Source:
Conservative Party conference 2014 sketch: George Osborne goes Trainspotting

At the Conservative Party conference in Birmingham, the Chancellor of the Exchequer gives a speech that draws inspiration from an unexpected source...

George Osborne gives his speech at the Conservative Party Conference
George Osborne gives his speech at the Conservative Party Conference

It isn't every year that a Conservative Chancellor of the Exchequer gives a speech at party conference that ends with a cheerful homage to a graphically disturbing film about Edinburgh heroin addicts. But that, improbably yet inescapably, is what happened today.

Here's the big finale to George Osborne's speech. "Choose jobs. Choose enterprise. Choose security. Choose prosperity, investment, fairness, freedom. Choose David Cameron, choose the Conservatives, choose the future!"

And here's by far the most famous passage from Trainspotting, the vastly successful 1996 film adapted from Irvine Welsh's novel about junkies.

"Choose life. Choose a job. Choose a career. Choose a f------ big television. Choose washing machines, cars, compact disc players and electrical tin openers... Choose fixed-interest mortgage payments. Choose a starter home... Choose rotting away at the end of it all, p------ your last in a miserable home, nothing more than an embarrassment to the selfish, f----- up brats you've spawned to replace yourself. Choose your future. Choose life..."

When Trainspotting came out - swiftly becoming the most talked-about cultural event of that year - Mr Osborne was 24. He was also - at least by the standards of future Conservative Chancellors - trendy and metropolitan. There is no way he didn't see that film. And there is no way, when he was writing the finale of yesterday's speech, that he didn't have that quote in mind. This was no coincidence. This was a tribute.

What you are asked to do: Carry on the sketch about George Osborne's conference speech and its Trainspotting ending, starting right after its last sentence.

Data excerpt:
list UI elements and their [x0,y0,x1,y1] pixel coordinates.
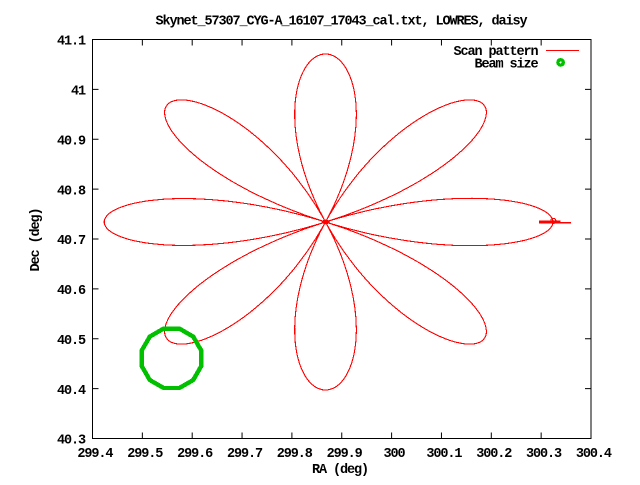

Exercise answer:
Which, when you think about it, means something quite weird. The passage from Trainspotting, after all, is a blisteringly satirical parody of Thatcherite materialism. Mr Osborne's speech, therefore, was a parody of a parody - yet his parody of that parody was completely in earnest.

He explicitly and sincerely was celebrating f------ big televisions, electrical tin openers, fixed-interest mortgage payments, starter homes, and, though he expressed it in somewhat gentler terms, rotting away at the end of it all (albeit with the comfort of knowing that when you peg it the selfish etc brats you've spawned will get their hands on your money tax-free, because he's just abolished the tax on inherited pensions).

Remarkable. Satire, de-satirised.

Still, at least he didn't endorse the intravenous injection of class A drugs. Or maybe he's saving that for the manifesto. ("A Conservative government will deliver a much-needed boost to Britain's vital heroin-dealing industry, and the thousands of ambitious young entrepreneurs it employs. We want to see our growth figures shooting up - and our young people shooting up, too!")

Anyway. The speech as a whole seemed to go down pretty well, in particular the gag about Ed Miliband accidentally omitting the deficit from his own conference address: "His speech was so forgettable, he forgot it himself!"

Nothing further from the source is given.